**GOAL OF THE EXERCISE**
Collect every line of the data that contains the string "percentile", treating uppercase and lowercase letters as different.

**Image-based layout entries**
►

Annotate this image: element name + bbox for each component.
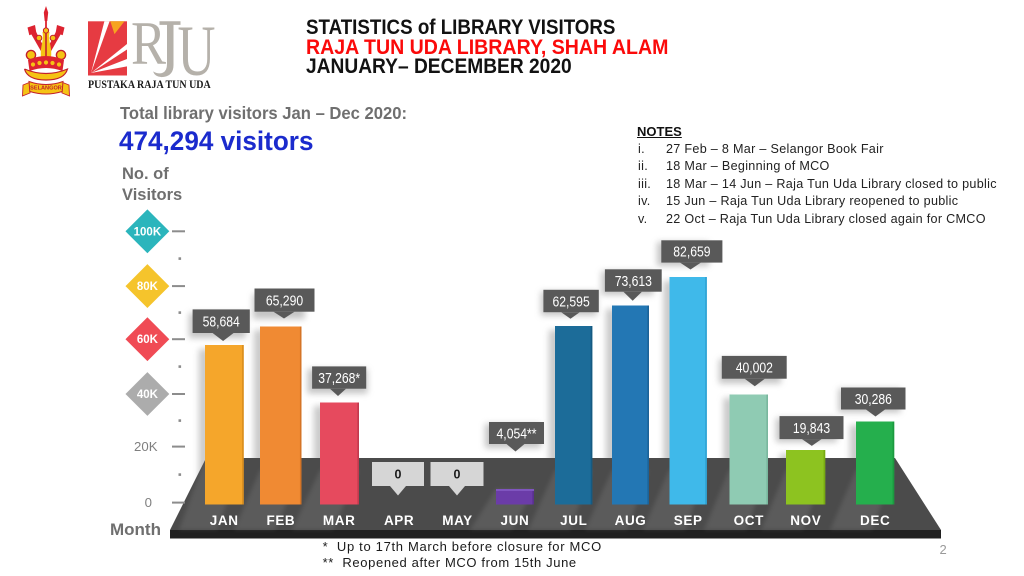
- svg-text:65,290: 65,290: [266, 292, 303, 308]
- svg-text:SELANGOR: SELANGOR: [30, 86, 62, 92]
- svg-text:OCT: OCT: [734, 513, 764, 528]
- svg-text:JAN: JAN: [210, 513, 239, 528]
- svg-text:40K: 40K: [137, 389, 159, 401]
- svg-text:0: 0: [145, 495, 152, 510]
- svg-text:JUN: JUN: [500, 513, 529, 528]
- svg-text:MAR: MAR: [323, 513, 356, 528]
- svg-text:58,684: 58,684: [203, 314, 241, 330]
- svg-text:0: 0: [454, 468, 461, 482]
- svg-text:37,268*: 37,268*: [318, 370, 360, 386]
- svg-text:60K: 60K: [137, 334, 159, 346]
- svg-text:FEB: FEB: [266, 513, 295, 528]
- svg-text:100K: 100K: [134, 226, 162, 238]
- svg-text:** Reopened after MCO from 15: ** Reopened after MCO from 15th June: [323, 555, 577, 570]
- svg-text:20K: 20K: [134, 439, 158, 454]
- svg-text:DEC: DEC: [860, 513, 890, 528]
- svg-text:MAY: MAY: [442, 513, 473, 528]
- svg-text:* Up to 17th March before clo: * Up to 17th March before closure for MC…: [323, 539, 602, 554]
- svg-text:30,286: 30,286: [855, 391, 892, 407]
- svg-text:19,843: 19,843: [793, 420, 830, 436]
- svg-text:NOV: NOV: [790, 513, 821, 528]
- svg-text:2: 2: [940, 542, 947, 557]
- svg-text:APR: APR: [384, 513, 414, 528]
- svg-text:4,054**: 4,054**: [497, 425, 537, 441]
- svg-text:80K: 80K: [137, 281, 159, 293]
- svg-text:82,659: 82,659: [673, 244, 710, 260]
- svg-text:0: 0: [395, 468, 402, 482]
- svg-text:JUL: JUL: [560, 513, 587, 528]
- svg-text:73,613: 73,613: [615, 273, 652, 289]
- svg-text:SEP: SEP: [674, 513, 703, 528]
- svg-text:U: U: [178, 14, 216, 91]
- svg-text:40,002: 40,002: [736, 360, 773, 376]
- svg-text:62,595: 62,595: [552, 293, 589, 309]
- svg-text:AUG: AUG: [615, 513, 647, 528]
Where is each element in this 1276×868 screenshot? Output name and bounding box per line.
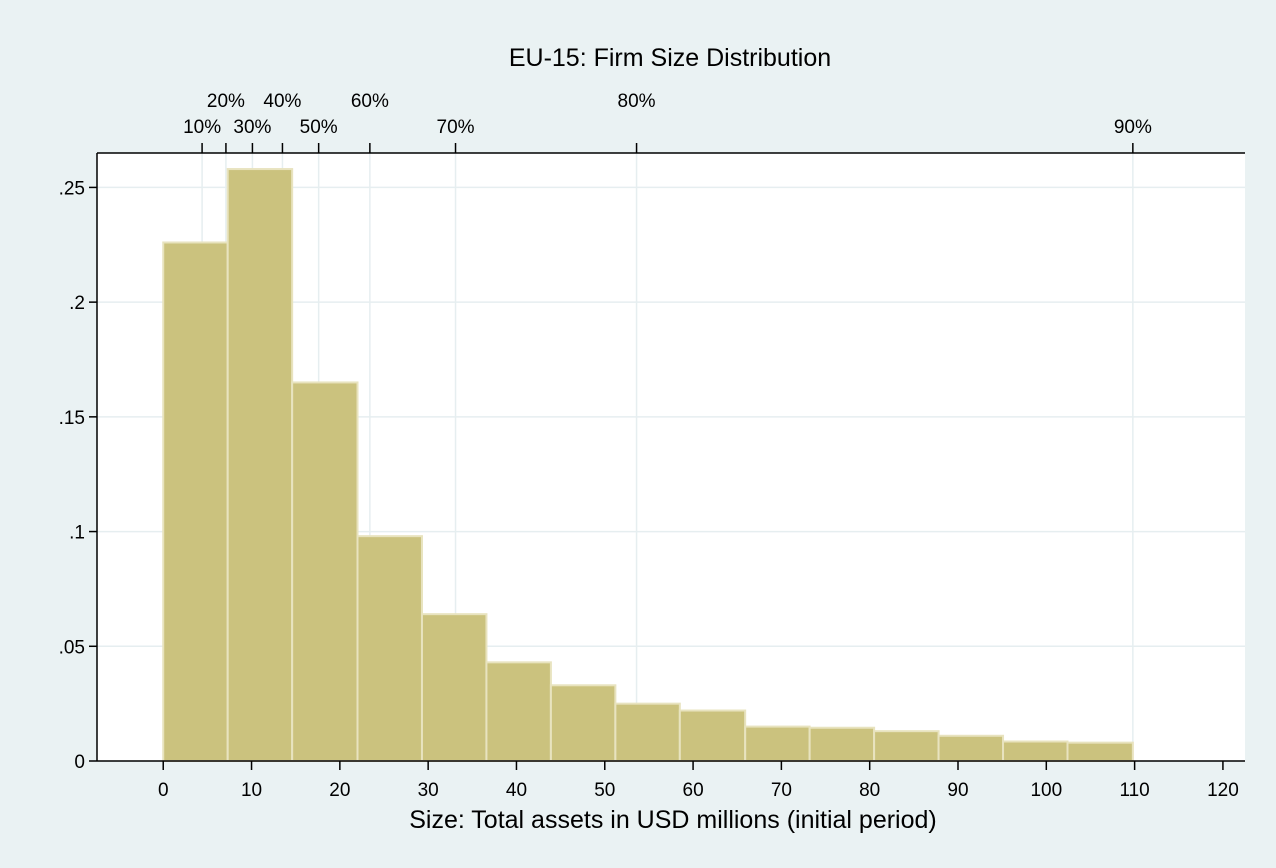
y-tick-label: .25 xyxy=(59,178,85,199)
chart-title: EU-15: Firm Size Distribution xyxy=(509,44,831,72)
x-tick-label: 50 xyxy=(594,780,615,801)
histogram-bar xyxy=(1002,740,1069,762)
histogram-bar xyxy=(678,709,747,763)
histogram-bar xyxy=(420,613,488,763)
x-tick-label: 100 xyxy=(1030,780,1062,801)
histogram-bar xyxy=(549,684,617,763)
x-tick-label: 20 xyxy=(329,780,350,801)
y-tick-label: .2 xyxy=(69,293,85,314)
x-tick-label: 10 xyxy=(241,780,262,801)
x-tick-label: 80 xyxy=(859,780,880,801)
y-tick-label: .15 xyxy=(59,408,85,429)
x-tick-label: 0 xyxy=(158,780,169,801)
percentile-label: 30% xyxy=(233,117,271,138)
histogram-bar xyxy=(614,702,681,762)
histogram-bar xyxy=(226,168,294,763)
percentile-label: 10% xyxy=(183,117,221,138)
y-tick-label: .1 xyxy=(69,523,85,544)
y-tick-label: .05 xyxy=(59,637,85,658)
x-tick-label: 40 xyxy=(506,780,527,801)
histogram-bar xyxy=(744,725,811,762)
histogram-bar xyxy=(485,661,552,762)
histogram-bar xyxy=(291,381,359,762)
x-axis-ticks: 0 10 20 30 40 50 60 70 80 90 100 110 120 xyxy=(158,761,1239,801)
percentile-label: 70% xyxy=(437,117,475,138)
x-tick-label: 70 xyxy=(771,780,792,801)
percentile-label: 60% xyxy=(351,91,389,112)
percentile-ticks: 10% 20% 30% 40% 50% 60% 70% 80% 90% xyxy=(183,91,1152,153)
percentile-label: 80% xyxy=(618,91,656,112)
histogram-bar xyxy=(1066,741,1134,762)
axes xyxy=(96,152,1245,762)
y-tick-label: 0 xyxy=(74,752,85,773)
y-axis-ticks: 0 .05 .1 .15 .2 .25 xyxy=(59,178,97,773)
histogram-bar xyxy=(808,726,876,762)
histogram-bars xyxy=(162,168,1134,763)
x-tick-label: 90 xyxy=(947,780,968,801)
histogram-bar xyxy=(873,730,940,762)
histogram-bar xyxy=(937,734,1005,763)
percentile-label: 90% xyxy=(1114,117,1152,138)
percentile-label: 40% xyxy=(263,91,301,112)
histogram-bar xyxy=(356,535,423,762)
x-tick-label: 110 xyxy=(1119,780,1149,801)
x-tick-label: 120 xyxy=(1207,780,1239,801)
x-tick-label: 30 xyxy=(418,780,439,801)
histogram-bar xyxy=(162,241,229,762)
percentile-label: 50% xyxy=(300,117,338,138)
x-axis-title: Size: Total assets in USD millions (init… xyxy=(409,806,937,834)
percentile-label: 20% xyxy=(207,91,245,112)
x-tick-label: 60 xyxy=(683,780,704,801)
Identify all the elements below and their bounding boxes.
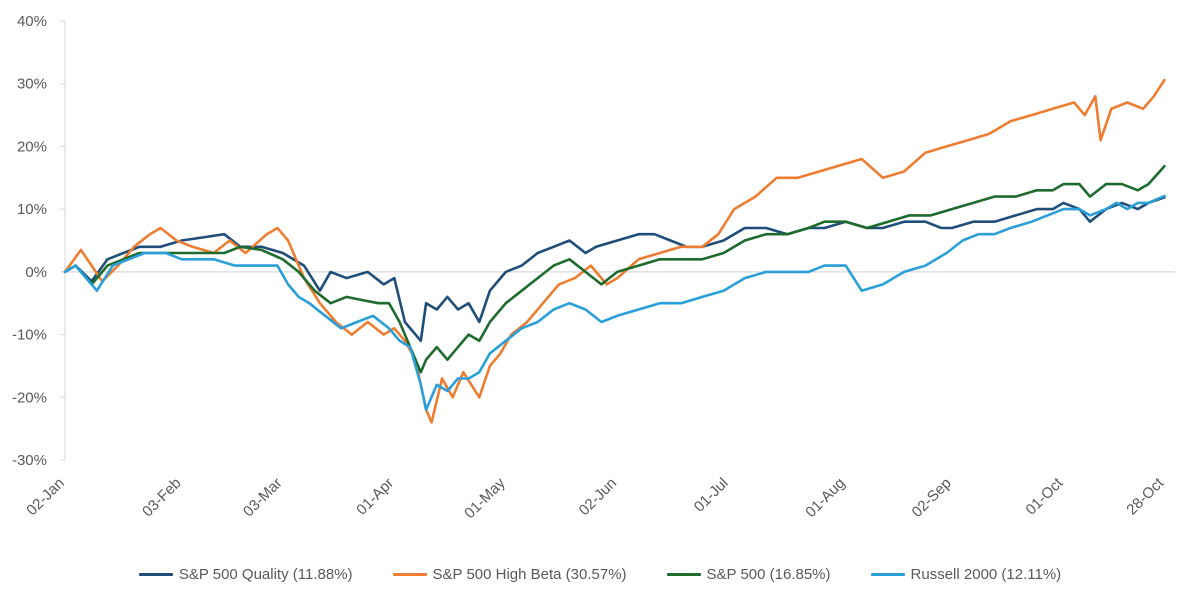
x-tick-label: 01-Aug bbox=[802, 475, 848, 521]
legend-item-1: S&P 500 High Beta (30.57%) bbox=[392, 566, 627, 583]
legend-label: S&P 500 (16.85%) bbox=[706, 566, 831, 583]
line-chart: -30% -20% -10% 0% 10% 20% 30% 40% 02-Jan 03-Feb 03… bbox=[12, 13, 1175, 522]
series-line-1 bbox=[63, 78, 1166, 424]
y-tick-label: 20% bbox=[17, 138, 47, 155]
x-tick-label: 01-Oct bbox=[1022, 474, 1066, 518]
x-tick-label: 03-Mar bbox=[240, 475, 286, 521]
x-tick-label: 02-Sep bbox=[909, 475, 955, 521]
x-tick-label: 02-Jan bbox=[23, 475, 67, 519]
x-tick-label: 02-Jun bbox=[576, 475, 620, 519]
x-tick-label: 28-Oct bbox=[1123, 474, 1167, 518]
series-line-0 bbox=[63, 196, 1166, 343]
chart-legend: S&P 500 Quality (11.88%) S&P 500 High Bet… bbox=[0, 566, 1200, 583]
legend-swatch bbox=[666, 573, 701, 576]
x-tick-label: 03-Feb bbox=[139, 475, 185, 521]
legend-item-3: Russell 2000 (12.11%) bbox=[870, 566, 1062, 583]
legend-swatch bbox=[392, 573, 427, 576]
series-lines bbox=[63, 78, 1166, 424]
legend-item-0: S&P 500 Quality (11.88%) bbox=[138, 566, 353, 583]
y-tick-label: -20% bbox=[12, 389, 47, 406]
y-tick-label: 40% bbox=[17, 13, 47, 30]
y-tick-label: -10% bbox=[12, 327, 47, 344]
legend-label: Russell 2000 (12.11%) bbox=[910, 566, 1062, 583]
series-line-2 bbox=[63, 164, 1166, 374]
x-tick-label: 01-Jul bbox=[691, 475, 732, 516]
x-tick-label: 01-May bbox=[461, 474, 509, 522]
legend-swatch bbox=[138, 573, 173, 576]
legend-item-2: S&P 500 (16.85%) bbox=[666, 566, 831, 583]
y-tick-label: -30% bbox=[12, 452, 47, 469]
series-line-3 bbox=[63, 194, 1166, 412]
y-tick-label: 10% bbox=[17, 201, 47, 218]
y-tick-label: 0% bbox=[25, 264, 47, 281]
legend-label: S&P 500 Quality (11.88%) bbox=[178, 566, 353, 583]
x-tick-label: 01-Apr bbox=[353, 475, 397, 519]
legend-swatch bbox=[870, 573, 905, 576]
y-tick-label: 30% bbox=[17, 76, 47, 93]
legend-label: S&P 500 High Beta (30.57%) bbox=[432, 566, 627, 583]
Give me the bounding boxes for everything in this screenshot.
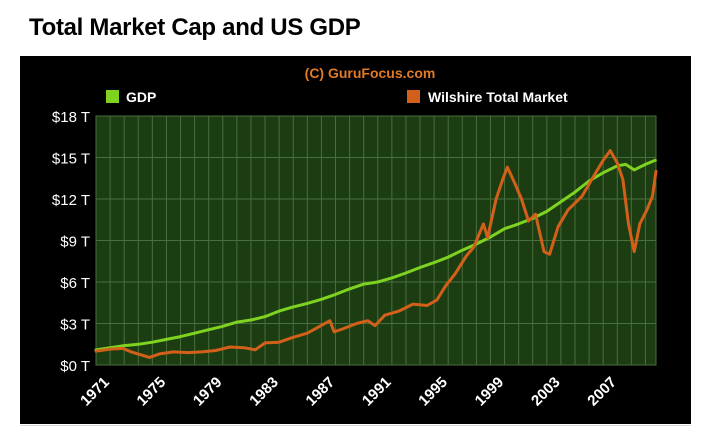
watermark-text: (C) GuruFocus.com: [305, 65, 436, 81]
y-tick-label: $18 T: [52, 109, 90, 126]
legend: GDP Wilshire Total Market: [106, 89, 568, 105]
grid-layer: [95, 115, 656, 366]
divider: [20, 425, 691, 426]
series-line-gdp: [94, 158, 657, 352]
page-title: Total Market Cap and US GDP: [29, 14, 361, 41]
y-tick-label: $6 T: [60, 275, 90, 292]
series-line-wilshire: [94, 149, 658, 359]
legend-swatch-gdp: [106, 90, 119, 103]
legend-label-gdp: GDP: [126, 89, 156, 105]
series-layer: [94, 149, 658, 359]
y-tick-label: $12 T: [52, 192, 90, 209]
chart-panel: $0 T $3 T $6 T $9 T $12 T $15 T $18 T 1971 1975 1…: [20, 56, 691, 424]
legend-swatch-wilshire: [407, 90, 420, 103]
legend-label-wilshire: Wilshire Total Market: [428, 89, 568, 105]
y-tick-label: $15 T: [52, 151, 90, 168]
y-tick-label: $3 T: [60, 317, 90, 334]
y-tick-label: $9 T: [60, 234, 90, 251]
y-tick-label: $0 T: [60, 358, 90, 375]
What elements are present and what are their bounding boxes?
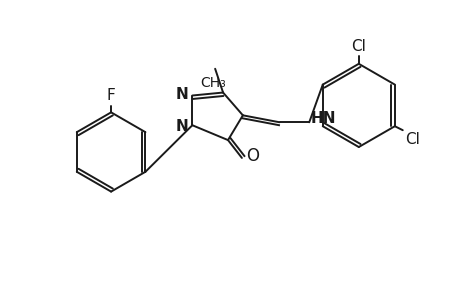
Text: Cl: Cl bbox=[351, 39, 365, 54]
Text: CH₃: CH₃ bbox=[200, 76, 225, 90]
Text: N: N bbox=[175, 87, 188, 102]
Text: Cl: Cl bbox=[404, 132, 419, 147]
Text: O: O bbox=[245, 147, 258, 165]
Text: N: N bbox=[175, 119, 188, 134]
Text: F: F bbox=[106, 88, 115, 104]
Text: HN: HN bbox=[309, 111, 335, 126]
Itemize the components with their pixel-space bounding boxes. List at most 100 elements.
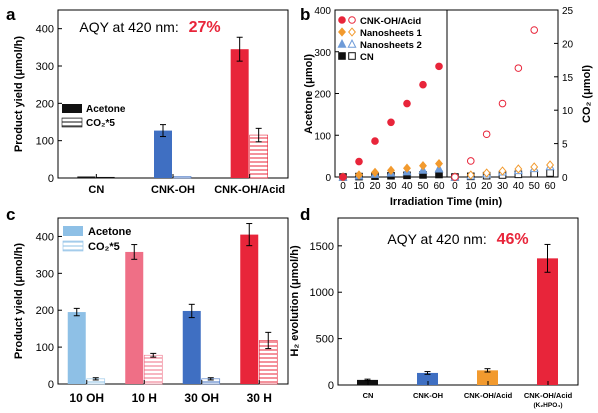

◄

**RESPONSE**
percentile-label: 30% xyxy=(233,117,271,138)
percentile-label: 10% xyxy=(183,117,221,138)
percentile-label: 70% xyxy=(437,117,475,138)
percentile-label: 60% xyxy=(351,91,389,112)
percentile-ticks: 10% 20% 30% 40% 50% 60% 70% 80% 90% xyxy=(183,91,1152,153)
percentile-label: 80% xyxy=(618,91,656,112)
percentile-label: 90% xyxy=(1114,117,1152,138)
percentile-label: 40% xyxy=(263,91,301,112)
percentile-label: 50% xyxy=(300,117,338,138)
percentile-label: 20% xyxy=(207,91,245,112)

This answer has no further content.